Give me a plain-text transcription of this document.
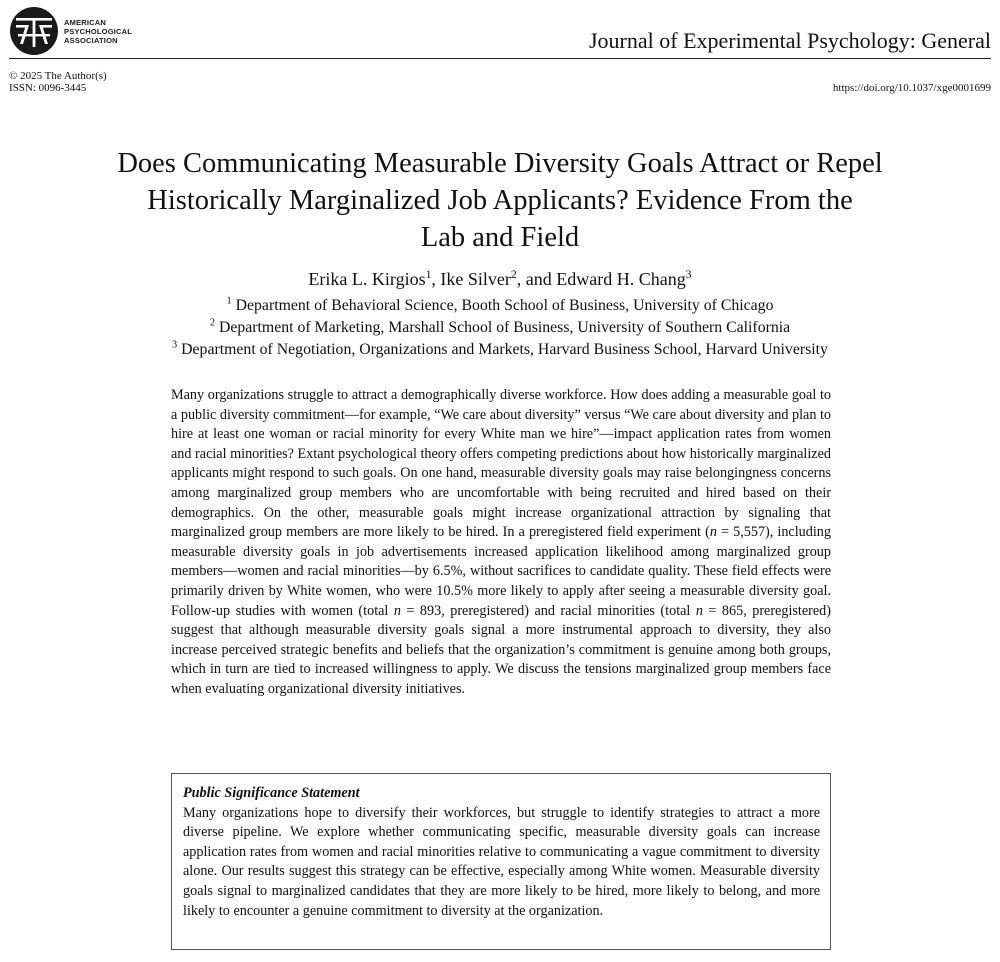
AMERICAN
PSYCHOLOGICAL
ASSOCIATION	Journal of Experimental Psychology: General
© 2025 The Author(s)
ISSN: 0096-3445	https://doi.org/10.1037/xge0001699
Does Communicating Measurable Diversity Goals Attract or Repel
Historically Marginalized Job Applicants? Evidence From the
Lab and Field
Erika L. Kirgios$^1$, Ike Silver$^2$, and Edward H. Chang$^3$
$^1$ Department of Behavioral Science, Booth School of Business, University of Chicago
$^2$ Department of Marketing, Marshall School of Business, University of Southern California
$^3$ Department of Negotiation, Organizations and Markets, Harvard Business School, Harvard University

Many organizations struggle to attract a demographically diverse workforce. How does adding a measurable goal to a public diversity commitment—for example, “We care about diversity” versus “We care about diversity and plan to hire at least one woman or racial minority for every White man we hire”—impact application rates from women and racial minorities? Extant psychological theory offers competing predictions about how historically marginalized applicants might respond to such goals. On one hand, measurable diversity goals may raise belongingness concerns among marginalized group members who are uncomfortable with being recruited and hired based on their demographics. On the other, measurable goals might increase organizational attraction by signaling that marginalized group members are more likely to be hired. In a preregistered field experiment (n = 5,557), including measurable diversity goals in job advertisements increased application likelihood among marginalized group members—women and racial minorities—by 6.5%, without sacrifices to candidate quality. These field effects were primarily driven by White women, who were 10.5% more likely to apply after seeing a measurable diversity goal. Follow-up studies with women (total n = 893, preregistered) and racial minorities (total n = 865, preregistered) suggest that although measurable diversity goals signal a more instrumental approach to diversity, they also increase perceived strategic benefits and beliefs that the organization’s commitment is genuine among both groups, which in turn are tied to increased willingness to apply. We discuss the tensions marginalized group members face when evaluating organizational diversity initiatives.

Public Significance Statement

Many organizations hope to diversify their workforces, but struggle to identify strategies to attract a more diverse pipeline. We explore whether communicating specific, measurable diversity goals can increase application rates from women and racial minorities relative to communicating a vague commitment to diversity alone. Our results suggest this strategy can be effective, especially among White women. Measurable diversity goals signal to marginalized candidates that they are more likely to be hired, more likely to belong, and more likely to encounter a genuine commitment to diversity at the organization.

Written task ▸ Pull out every line above that holds the word "University".

Finished exercise ▸
$^1$ Department of Behavioral Science, Booth School of Business, University of Chicago
$^2$ Department of Marketing, Marshall School of Business, University of Southern California
$^3$ Department of Negotiation, Organizations and Markets, Harvard Business School, Harvard University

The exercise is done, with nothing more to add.